◆ **Exercise instructions**
Your task is to repeat the entries word for word while leaving out the pictures.

◆ **Record extracts**
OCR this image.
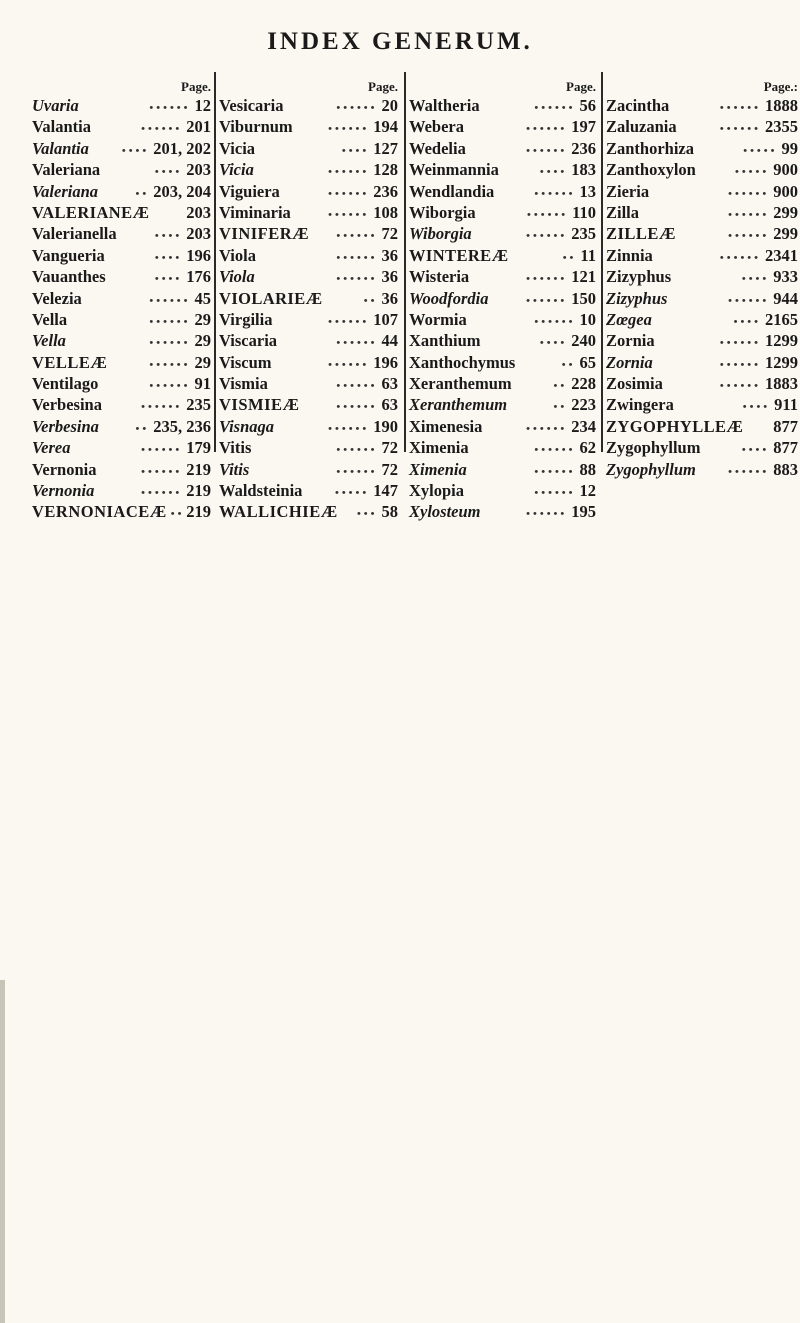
INDEX GENERUM.
Page.
Uvaria	•••••• 12
Valantia	•••••• 201
Valantia	•••• 201, 202
Valeriana	•••• 203
Valeriana	•• 203, 204
VALERIANEÆ 203
Valerianella	•••• 203
Vangueria	•••• 196
Vauanthes	•••• 176
Velezia	•••••• 45
Vella	•••••• 29
Vella	•••••• 29
VELLEÆ	•••••• 29
Ventilago	•••••• 91
Verbesina	•••••• 235
Verbesina	•• 235, 236
Verea	•••••• 179
Vernonia	•••••• 219
Vernonia	•••••• 219
VERNONIACEÆ •• 219
Page.
Vesicaria	•••••• 20
Viburnum	•••••• 194
Vicia	•••• 127
Vicia	•••••• 128
Viguiera	•••••• 236
Viminaria	•••••• 108
VINIFERÆ	•••••• 72
Viola	•••••• 36
Viola	•••••• 36
VIOLARIEÆ	•• 36
Virgilia	•••••• 107
Viscaria	•••••• 44
Viscum	•••••• 196
Vismia	•••••• 63
VISMIEÆ	•••••• 63
Visnaga	•••••• 190
Vitis	•••••• 72
Vitis	•••••• 72
Waldsteinia	••••• 147
WALLICHIEÆ	••• 58
Page.
Waltheria	•••••• 56
Webera	•••••• 197
Wedelia	•••••• 236
Weinmannia	•••• 183
Wendlandia	•••••• 13
Wiborgia	•••••• 110
Wiborgia	•••••• 235
WINTEREÆ	•• 11
Wisteria	•••••• 121
Woodfordia	•••••• 150
Wormia	•••••• 10
Xanthium	•••• 240
Xanthochymus	•• 65
Xeranthemum	•• 228
Xeranthemum	•• 223
Ximenesia	•••••• 234
Ximenia	•••••• 62
Ximenia	•••••• 88
Xylopia	•••••• 12
Xylosteum	•••••• 195
Page.:
Zacintha	•••••• 1888
Zaluzania	•••••• 2355
Zanthorhiza	••••• 99
Zanthoxylon	••••• 900
Zieria	•••••• 900
Zilla	•••••• 299
ZILLEÆ	•••••• 299
Zinnia	•••••• 2341
Zizyphus	•••• 933
Zizyphus	•••••• 944
Zœgea	•••• 2165
Zornia	•••••• 1299
Zornia	•••••• 1299
Zosimia	•••••• 1883
Zwingera	•••• 911
ZYGOPHYLLEÆ 877
Zygophyllum	•••• 877
Zygophyllum	•••••• 883
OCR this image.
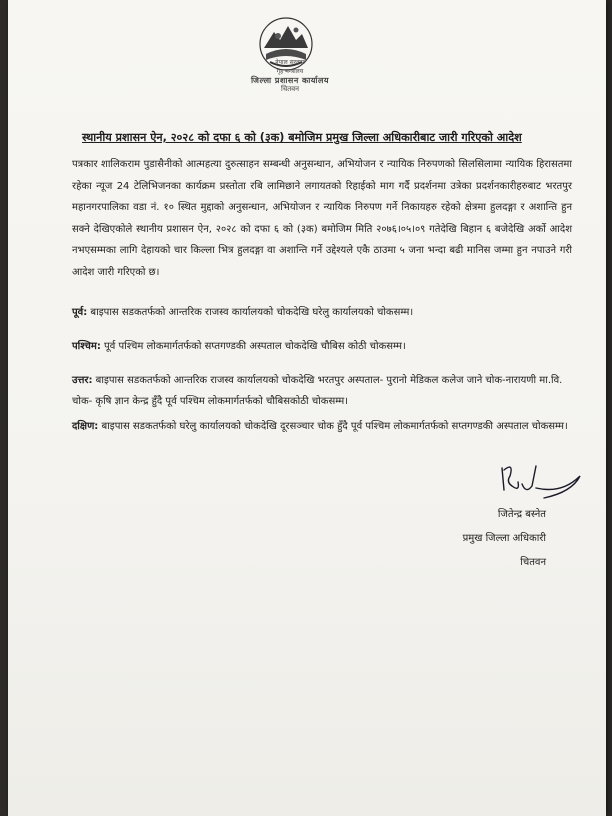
नेपाल सरकार
गृह मन्त्रालय
जिल्ला प्रशासन कार्यालय
चितवन
स्थानीय प्रशासन ऐन, २०२८ को दफा ६ को (३क) बमोजिम प्रमुख जिल्ला अधिकारीबाट जारी गरिएको आदेश
पत्रकार शालिकराम पुडासैनीको आत्महत्या दुरुत्साहन सम्बन्धी अनुसन्धान, अभियोजन र न्यायिक निरुपणको सिलसिलामा न्यायिक हिरासतमा रहेका न्यूज 24 टेलिभिजनका कार्यक्रम प्रस्तोता रबि लामिछाने लगायतको रिहाईको माग गर्दै प्रदर्शनमा उत्रेका प्रदर्शनकारीहरुबाट भरतपुर महानगरपालिका वडा नं. १० स्थित मुद्दाको अनुसन्धान, अभियोजन र न्यायिक निरुपण गर्ने निकायहरु रहेको क्षेत्रमा हुलदङ्गा र अशान्ति हुन सक्ने देखिएकोले स्थानीय प्रशासन ऐन, २०२८ को दफा ६ को (३क) बमोजिम मिति २०७६।०५।०९ गतेदेखि बिहान ६ बजेदेखि अर्को आदेश नभएसम्मका लागि देहायको चार किल्ला भित्र हुलदङ्गा वा अशान्ति गर्ने उद्देश्यले एकै ठाउमा ५ जना भन्दा बढी मानिस जम्मा हुन नपाउने गरी आदेश जारी गरिएको छ।
पूर्व: बाइपास सडकतर्फको आन्तरिक राजस्व कार्यालयको चोकदेखि घरेलु कार्यालयको चोकसम्म।
पश्चिम: पूर्व पश्चिम लोकमार्गतर्फको सप्तगण्डकी अस्पताल चोकदेखि चौबिस कोठी चोकसम्म।
उत्तर: बाइपास सडकतर्फको आन्तरिक राजस्व कार्यालयको चोकदेखि भरतपुर अस्पताल- पुरानो मेडिकल कलेज जाने चोक-नारायणी मा.वि. चोक- कृषि ज्ञान केन्द्र हुँदै पूर्व पश्चिम लोकमार्गतर्फको चौबिसकोठी चोकसम्म।
दक्षिण: बाइपास सडकतर्फको घरेलु कार्यालयको चोकदेखि दूरसञ्चार चोक हुँदै पूर्व पश्चिम लोकमार्गतर्फको सप्तगण्डकी अस्पताल चोकसम्म।
जितेन्द्र बस्नेत
प्रमुख जिल्ला अधिकारी
चितवन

◆ **Answer to this task**
OCR this image.
INDEX GENERUM.
Page.
Uvaria	•••••• 12
Valantia	•••••• 201
Valantia	•••• 201, 202
Valeriana	•••• 203
Valeriana	•• 203, 204
VALERIANEÆ 203
Valerianella	•••• 203
Vangueria	•••• 196
Vauanthes	•••• 176
Velezia	•••••• 45
Vella	•••••• 29
Vella	•••••• 29
VELLEÆ	•••••• 29
Ventilago	•••••• 91
Verbesina	•••••• 235
Verbesina	•• 235, 236
Verea	•••••• 179
Vernonia	•••••• 219
Vernonia	•••••• 219
VERNONIACEÆ •• 219
Page.
Vesicaria	•••••• 20
Viburnum	•••••• 194
Vicia	•••• 127
Vicia	•••••• 128
Viguiera	•••••• 236
Viminaria	•••••• 108
VINIFERÆ	•••••• 72
Viola	•••••• 36
Viola	•••••• 36
VIOLARIEÆ	•• 36
Virgilia	•••••• 107
Viscaria	•••••• 44
Viscum	•••••• 196
Vismia	•••••• 63
VISMIEÆ	•••••• 63
Visnaga	•••••• 190
Vitis	•••••• 72
Vitis	•••••• 72
Waldsteinia	••••• 147
WALLICHIEÆ	••• 58
Page.
Waltheria	•••••• 56
Webera	•••••• 197
Wedelia	•••••• 236
Weinmannia	•••• 183
Wendlandia	•••••• 13
Wiborgia	•••••• 110
Wiborgia	•••••• 235
WINTEREÆ	•• 11
Wisteria	•••••• 121
Woodfordia	•••••• 150
Wormia	•••••• 10
Xanthium	•••• 240
Xanthochymus	•• 65
Xeranthemum	•• 228
Xeranthemum	•• 223
Ximenesia	•••••• 234
Ximenia	•••••• 62
Ximenia	•••••• 88
Xylopia	•••••• 12
Xylosteum	•••••• 195
Page.:
Zacintha	•••••• 1888
Zaluzania	•••••• 2355
Zanthorhiza	••••• 99
Zanthoxylon	••••• 900
Zieria	•••••• 900
Zilla	•••••• 299
ZILLEÆ	•••••• 299
Zinnia	•••••• 2341
Zizyphus	•••• 933
Zizyphus	•••••• 944
Zœgea	•••• 2165
Zornia	•••••• 1299
Zornia	•••••• 1299
Zosimia	•••••• 1883
Zwingera	•••• 911
ZYGOPHYLLEÆ 877
Zygophyllum	•••• 877
Zygophyllum	•••••• 883
OCR this image.
नेपाल सरकार
गृह मन्त्रालय
जिल्ला प्रशासन कार्यालय
चितवन
स्थानीय प्रशासन ऐन, २०२८ को दफा ६ को (३क) बमोजिम प्रमुख जिल्ला अधिकारीबाट जारी गरिएको आदेश
पत्रकार शालिकराम पुडासैनीको आत्महत्या दुरुत्साहन सम्बन्धी अनुसन्धान, अभियोजन र न्यायिक निरुपणको सिलसिलामा न्यायिक हिरासतमा रहेका न्यूज 24 टेलिभिजनका कार्यक्रम प्रस्तोता रबि लामिछाने लगायतको रिहाईको माग गर्दै प्रदर्शनमा उत्रेका प्रदर्शनकारीहरुबाट भरतपुर महानगरपालिका वडा नं. १० स्थित मुद्दाको अनुसन्धान, अभियोजन र न्यायिक निरुपण गर्ने निकायहरु रहेको क्षेत्रमा हुलदङ्गा र अशान्ति हुन सक्ने देखिएकोले स्थानीय प्रशासन ऐन, २०२८ को दफा ६ को (३क) बमोजिम मिति २०७६।०५।०९ गतेदेखि बिहान ६ बजेदेखि अर्को आदेश नभएसम्मका लागि देहायको चार किल्ला भित्र हुलदङ्गा वा अशान्ति गर्ने उद्देश्यले एकै ठाउमा ५ जना भन्दा बढी मानिस जम्मा हुन नपाउने गरी आदेश जारी गरिएको छ।
पूर्व: बाइपास सडकतर्फको आन्तरिक राजस्व कार्यालयको चोकदेखि घरेलु कार्यालयको चोकसम्म।
पश्चिम: पूर्व पश्चिम लोकमार्गतर्फको सप्तगण्डकी अस्पताल चोकदेखि चौबिस कोठी चोकसम्म।
उत्तर: बाइपास सडकतर्फको आन्तरिक राजस्व कार्यालयको चोकदेखि भरतपुर अस्पताल- पुरानो मेडिकल कलेज जाने चोक-नारायणी मा.वि. चोक- कृषि ज्ञान केन्द्र हुँदै पूर्व पश्चिम लोकमार्गतर्फको चौबिसकोठी चोकसम्म।
दक्षिण: बाइपास सडकतर्फको घरेलु कार्यालयको चोकदेखि दूरसञ्चार चोक हुँदै पूर्व पश्चिम लोकमार्गतर्फको सप्तगण्डकी अस्पताल चोकसम्म।
जितेन्द्र बस्नेत
प्रमुख जिल्ला अधिकारी
चितवन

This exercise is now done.